━━━━━ Available data
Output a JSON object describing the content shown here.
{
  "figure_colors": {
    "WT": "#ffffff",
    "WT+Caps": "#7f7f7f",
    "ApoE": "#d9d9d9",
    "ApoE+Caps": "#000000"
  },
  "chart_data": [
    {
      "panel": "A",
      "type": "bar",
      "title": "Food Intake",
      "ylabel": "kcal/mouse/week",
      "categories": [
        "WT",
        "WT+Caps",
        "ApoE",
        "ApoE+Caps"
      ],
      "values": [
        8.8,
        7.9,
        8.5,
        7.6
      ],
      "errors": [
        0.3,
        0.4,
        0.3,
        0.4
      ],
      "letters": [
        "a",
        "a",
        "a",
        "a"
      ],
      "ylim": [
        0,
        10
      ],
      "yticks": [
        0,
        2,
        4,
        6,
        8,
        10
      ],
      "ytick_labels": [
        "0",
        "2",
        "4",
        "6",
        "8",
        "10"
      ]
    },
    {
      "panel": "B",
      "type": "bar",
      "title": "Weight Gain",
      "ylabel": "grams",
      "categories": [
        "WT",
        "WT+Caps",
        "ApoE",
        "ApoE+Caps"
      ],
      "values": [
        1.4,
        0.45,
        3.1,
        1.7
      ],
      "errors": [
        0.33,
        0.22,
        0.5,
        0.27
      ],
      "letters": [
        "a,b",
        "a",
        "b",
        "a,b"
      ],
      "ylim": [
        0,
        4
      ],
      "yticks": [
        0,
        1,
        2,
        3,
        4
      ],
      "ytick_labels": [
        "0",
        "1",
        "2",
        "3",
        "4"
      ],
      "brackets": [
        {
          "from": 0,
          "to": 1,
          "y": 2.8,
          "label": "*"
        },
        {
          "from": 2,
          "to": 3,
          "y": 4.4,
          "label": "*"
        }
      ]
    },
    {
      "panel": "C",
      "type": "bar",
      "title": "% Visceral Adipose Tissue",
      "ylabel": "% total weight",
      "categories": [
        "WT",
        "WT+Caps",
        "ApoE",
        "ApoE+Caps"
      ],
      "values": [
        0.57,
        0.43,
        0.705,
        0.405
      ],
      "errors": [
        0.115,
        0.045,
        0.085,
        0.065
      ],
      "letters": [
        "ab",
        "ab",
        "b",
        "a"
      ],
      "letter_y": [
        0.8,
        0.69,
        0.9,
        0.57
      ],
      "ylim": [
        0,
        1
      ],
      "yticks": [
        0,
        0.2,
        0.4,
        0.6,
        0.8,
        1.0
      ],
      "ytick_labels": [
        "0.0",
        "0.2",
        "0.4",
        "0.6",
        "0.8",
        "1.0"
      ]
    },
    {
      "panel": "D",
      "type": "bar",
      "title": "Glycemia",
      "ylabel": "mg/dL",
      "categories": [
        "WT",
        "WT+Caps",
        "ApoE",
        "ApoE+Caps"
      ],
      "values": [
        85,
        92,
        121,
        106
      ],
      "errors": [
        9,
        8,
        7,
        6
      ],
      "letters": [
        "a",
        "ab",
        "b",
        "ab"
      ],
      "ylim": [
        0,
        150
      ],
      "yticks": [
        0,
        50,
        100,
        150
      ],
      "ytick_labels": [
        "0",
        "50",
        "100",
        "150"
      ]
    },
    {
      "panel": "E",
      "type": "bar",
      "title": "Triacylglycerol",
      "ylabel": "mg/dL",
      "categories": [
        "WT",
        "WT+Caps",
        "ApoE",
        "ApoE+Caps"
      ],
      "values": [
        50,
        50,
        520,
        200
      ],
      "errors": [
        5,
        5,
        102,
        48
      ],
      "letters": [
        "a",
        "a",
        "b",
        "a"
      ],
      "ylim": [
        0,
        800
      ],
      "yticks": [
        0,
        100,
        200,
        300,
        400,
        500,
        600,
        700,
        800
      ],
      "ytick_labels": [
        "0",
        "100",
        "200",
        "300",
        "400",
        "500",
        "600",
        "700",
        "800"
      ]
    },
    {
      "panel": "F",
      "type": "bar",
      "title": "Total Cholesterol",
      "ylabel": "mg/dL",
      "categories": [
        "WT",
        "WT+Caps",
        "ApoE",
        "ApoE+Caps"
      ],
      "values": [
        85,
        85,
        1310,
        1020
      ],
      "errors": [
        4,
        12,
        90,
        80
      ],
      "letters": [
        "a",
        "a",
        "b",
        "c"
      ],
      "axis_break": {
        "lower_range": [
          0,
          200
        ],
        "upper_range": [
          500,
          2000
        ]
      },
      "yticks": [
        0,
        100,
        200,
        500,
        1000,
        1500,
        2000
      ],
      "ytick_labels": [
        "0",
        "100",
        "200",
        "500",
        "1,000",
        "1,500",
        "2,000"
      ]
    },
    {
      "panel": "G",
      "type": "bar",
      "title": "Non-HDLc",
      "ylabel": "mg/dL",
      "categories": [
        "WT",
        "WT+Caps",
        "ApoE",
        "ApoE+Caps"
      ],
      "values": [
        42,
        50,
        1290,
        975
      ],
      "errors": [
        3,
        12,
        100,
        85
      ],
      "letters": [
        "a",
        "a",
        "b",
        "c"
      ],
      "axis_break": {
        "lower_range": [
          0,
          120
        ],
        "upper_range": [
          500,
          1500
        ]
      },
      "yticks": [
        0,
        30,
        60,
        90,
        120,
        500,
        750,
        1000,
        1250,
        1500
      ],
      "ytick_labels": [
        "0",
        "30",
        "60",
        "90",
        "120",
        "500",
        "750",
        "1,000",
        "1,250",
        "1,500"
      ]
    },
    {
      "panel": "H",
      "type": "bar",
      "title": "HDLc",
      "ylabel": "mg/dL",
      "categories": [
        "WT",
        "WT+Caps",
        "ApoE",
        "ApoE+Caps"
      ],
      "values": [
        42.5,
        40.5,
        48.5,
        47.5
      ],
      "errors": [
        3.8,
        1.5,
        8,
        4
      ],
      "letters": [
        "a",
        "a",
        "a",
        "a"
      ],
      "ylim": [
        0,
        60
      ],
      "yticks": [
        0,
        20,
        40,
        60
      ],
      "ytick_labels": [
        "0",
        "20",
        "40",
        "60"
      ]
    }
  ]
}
━━━━━━━━━━
Instructions to follow — Each line in the material above must be retyped without alteration.

Correct result —
Output a JSON object describing the content shown here.
{
  "figure_colors": {
    "WT": "#ffffff",
    "WT+Caps": "#7f7f7f",
    "ApoE": "#d9d9d9",
    "ApoE+Caps": "#000000"
  },
  "chart_data": [
    {
      "panel": "A",
      "type": "bar",
      "title": "Food Intake",
      "ylabel": "kcal/mouse/week",
      "categories": [
        "WT",
        "WT+Caps",
        "ApoE",
        "ApoE+Caps"
      ],
      "values": [
        8.8,
        7.9,
        8.5,
        7.6
      ],
      "errors": [
        0.3,
        0.4,
        0.3,
        0.4
      ],
      "letters": [
        "a",
        "a",
        "a",
        "a"
      ],
      "ylim": [
        0,
        10
      ],
      "yticks": [
        0,
        2,
        4,
        6,
        8,
        10
      ],
      "ytick_labels": [
        "0",
        "2",
        "4",
        "6",
        "8",
        "10"
      ]
    },
    {
      "panel": "B",
      "type": "bar",
      "title": "Weight Gain",
      "ylabel": "grams",
      "categories": [
        "WT",
        "WT+Caps",
        "ApoE",
        "ApoE+Caps"
      ],
      "values": [
        1.4,
        0.45,
        3.1,
        1.7
      ],
      "errors": [
        0.33,
        0.22,
        0.5,
        0.27
      ],
      "letters": [
        "a,b",
        "a",
        "b",
        "a,b"
      ],
      "ylim": [
        0,
        4
      ],
      "yticks": [
        0,
        1,
        2,
        3,
        4
      ],
      "ytick_labels": [
        "0",
        "1",
        "2",
        "3",
        "4"
      ],
      "brackets": [
        {
          "from": 0,
          "to": 1,
          "y": 2.8,
          "label": "*"
        },
        {
          "from": 2,
          "to": 3,
          "y": 4.4,
          "label": "*"
        }
      ]
    },
    {
      "panel": "C",
      "type": "bar",
      "title": "% Visceral Adipose Tissue",
      "ylabel": "% total weight",
      "categories": [
        "WT",
        "WT+Caps",
        "ApoE",
        "ApoE+Caps"
      ],
      "values": [
        0.57,
        0.43,
        0.705,
        0.405
      ],
      "errors": [
        0.115,
        0.045,
        0.085,
        0.065
      ],
      "letters": [
        "ab",
        "ab",
        "b",
        "a"
      ],
      "letter_y": [
        0.8,
        0.69,
        0.9,
        0.57
      ],
      "ylim": [
        0,
        1
      ],
      "yticks": [
        0,
        0.2,
        0.4,
        0.6,
        0.8,
        1.0
      ],
      "ytick_labels": [
        "0.0",
        "0.2",
        "0.4",
        "0.6",
        "0.8",
        "1.0"
      ]
    },
    {
      "panel": "D",
      "type": "bar",
      "title": "Glycemia",
      "ylabel": "mg/dL",
      "categories": [
        "WT",
        "WT+Caps",
        "ApoE",
        "ApoE+Caps"
      ],
      "values": [
        85,
        92,
        121,
        106
      ],
      "errors": [
        9,
        8,
        7,
        6
      ],
      "letters": [
        "a",
        "ab",
        "b",
        "ab"
      ],
      "ylim": [
        0,
        150
      ],
      "yticks": [
        0,
        50,
        100,
        150
      ],
      "ytick_labels": [
        "0",
        "50",
        "100",
        "150"
      ]
    },
    {
      "panel": "E",
      "type": "bar",
      "title": "Triacylglycerol",
      "ylabel": "mg/dL",
      "categories": [
        "WT",
        "WT+Caps",
        "ApoE",
        "ApoE+Caps"
      ],
      "values": [
        50,
        50,
        520,
        200
      ],
      "errors": [
        5,
        5,
        102,
        48
      ],
      "letters": [
        "a",
        "a",
        "b",
        "a"
      ],
      "ylim": [
        0,
        800
      ],
      "yticks": [
        0,
        100,
        200,
        300,
        400,
        500,
        600,
        700,
        800
      ],
      "ytick_labels": [
        "0",
        "100",
        "200",
        "300",
        "400",
        "500",
        "600",
        "700",
        "800"
      ]
    },
    {
      "panel": "F",
      "type": "bar",
      "title": "Total Cholesterol",
      "ylabel": "mg/dL",
      "categories": [
        "WT",
        "WT+Caps",
        "ApoE",
        "ApoE+Caps"
      ],
      "values": [
        85,
        85,
        1310,
        1020
      ],
      "errors": [
        4,
        12,
        90,
        80
      ],
      "letters": [
        "a",
        "a",
        "b",
        "c"
      ],
      "axis_break": {
        "lower_range": [
          0,
          200
        ],
        "upper_range": [
          500,
          2000
        ]
      },
      "yticks": [
        0,
        100,
        200,
        500,
        1000,
        1500,
        2000
      ],
      "ytick_labels": [
        "0",
        "100",
        "200",
        "500",
        "1,000",
        "1,500",
        "2,000"
      ]
    },
    {
      "panel": "G",
      "type": "bar",
      "title": "Non-HDLc",
      "ylabel": "mg/dL",
      "categories": [
        "WT",
        "WT+Caps",
        "ApoE",
        "ApoE+Caps"
      ],
      "values": [
        42,
        50,
        1290,
        975
      ],
      "errors": [
        3,
        12,
        100,
        85
      ],
      "letters": [
        "a",
        "a",
        "b",
        "c"
      ],
      "axis_break": {
        "lower_range": [
          0,
          120
        ],
        "upper_range": [
          500,
          1500
        ]
      },
      "yticks": [
        0,
        30,
        60,
        90,
        120,
        500,
        750,
        1000,
        1250,
        1500
      ],
      "ytick_labels": [
        "0",
        "30",
        "60",
        "90",
        "120",
        "500",
        "750",
        "1,000",
        "1,250",
        "1,500"
      ]
    },
    {
      "panel": "H",
      "type": "bar",
      "title": "HDLc",
      "ylabel": "mg/dL",
      "categories": [
        "WT",
        "WT+Caps",
        "ApoE",
        "ApoE+Caps"
      ],
      "values": [
        42.5,
        40.5,
        48.5,
        47.5
      ],
      "errors": [
        3.8,
        1.5,
        8,
        4
      ],
      "letters": [
        "a",
        "a",
        "a",
        "a"
      ],
      "ylim": [
        0,
        60
      ],
      "yticks": [
        0,
        20,
        40,
        60
      ],
      "ytick_labels": [
        "0",
        "20",
        "40",
        "60"
      ]
    }
  ]
}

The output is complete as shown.